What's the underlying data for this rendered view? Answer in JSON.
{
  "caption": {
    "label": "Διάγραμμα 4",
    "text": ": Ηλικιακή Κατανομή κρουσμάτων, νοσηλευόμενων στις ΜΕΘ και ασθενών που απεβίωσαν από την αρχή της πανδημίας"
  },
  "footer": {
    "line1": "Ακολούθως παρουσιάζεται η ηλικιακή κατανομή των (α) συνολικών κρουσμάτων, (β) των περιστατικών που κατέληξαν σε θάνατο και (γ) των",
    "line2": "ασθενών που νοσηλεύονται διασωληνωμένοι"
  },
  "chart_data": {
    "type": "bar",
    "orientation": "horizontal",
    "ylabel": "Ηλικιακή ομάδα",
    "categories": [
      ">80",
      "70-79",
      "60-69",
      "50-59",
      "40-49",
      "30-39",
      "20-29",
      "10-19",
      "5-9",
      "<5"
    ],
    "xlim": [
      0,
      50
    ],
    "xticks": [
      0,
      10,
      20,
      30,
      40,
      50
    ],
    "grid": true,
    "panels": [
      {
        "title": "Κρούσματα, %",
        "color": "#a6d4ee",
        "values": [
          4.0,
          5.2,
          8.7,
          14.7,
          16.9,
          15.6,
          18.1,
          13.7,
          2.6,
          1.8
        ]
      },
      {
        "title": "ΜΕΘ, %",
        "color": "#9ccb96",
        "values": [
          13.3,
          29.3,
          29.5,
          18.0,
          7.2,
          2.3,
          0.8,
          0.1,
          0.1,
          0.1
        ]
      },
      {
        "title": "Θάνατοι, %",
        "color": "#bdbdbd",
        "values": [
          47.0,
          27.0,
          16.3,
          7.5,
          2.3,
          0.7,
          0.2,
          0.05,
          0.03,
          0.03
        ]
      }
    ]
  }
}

== Directions for this task ==
Each record above should be returned exactly as it appears.

== Problem solution ==
What's the underlying data for this rendered view? Answer in JSON.
{
  "caption": {
    "label": "Διάγραμμα 4",
    "text": ": Ηλικιακή Κατανομή κρουσμάτων, νοσηλευόμενων στις ΜΕΘ και ασθενών που απεβίωσαν από την αρχή της πανδημίας"
  },
  "footer": {
    "line1": "Ακολούθως παρουσιάζεται η ηλικιακή κατανομή των (α) συνολικών κρουσμάτων, (β) των περιστατικών που κατέληξαν σε θάνατο και (γ) των",
    "line2": "ασθενών που νοσηλεύονται διασωληνωμένοι"
  },
  "chart_data": {
    "type": "bar",
    "orientation": "horizontal",
    "ylabel": "Ηλικιακή ομάδα",
    "categories": [
      ">80",
      "70-79",
      "60-69",
      "50-59",
      "40-49",
      "30-39",
      "20-29",
      "10-19",
      "5-9",
      "<5"
    ],
    "xlim": [
      0,
      50
    ],
    "xticks": [
      0,
      10,
      20,
      30,
      40,
      50
    ],
    "grid": true,
    "panels": [
      {
        "title": "Κρούσματα, %",
        "color": "#a6d4ee",
        "values": [
          4.0,
          5.2,
          8.7,
          14.7,
          16.9,
          15.6,
          18.1,
          13.7,
          2.6,
          1.8
        ]
      },
      {
        "title": "ΜΕΘ, %",
        "color": "#9ccb96",
        "values": [
          13.3,
          29.3,
          29.5,
          18.0,
          7.2,
          2.3,
          0.8,
          0.1,
          0.1,
          0.1
        ]
      },
      {
        "title": "Θάνατοι, %",
        "color": "#bdbdbd",
        "values": [
          47.0,
          27.0,
          16.3,
          7.5,
          2.3,
          0.7,
          0.2,
          0.05,
          0.03,
          0.03
        ]
      }
    ]
  }
}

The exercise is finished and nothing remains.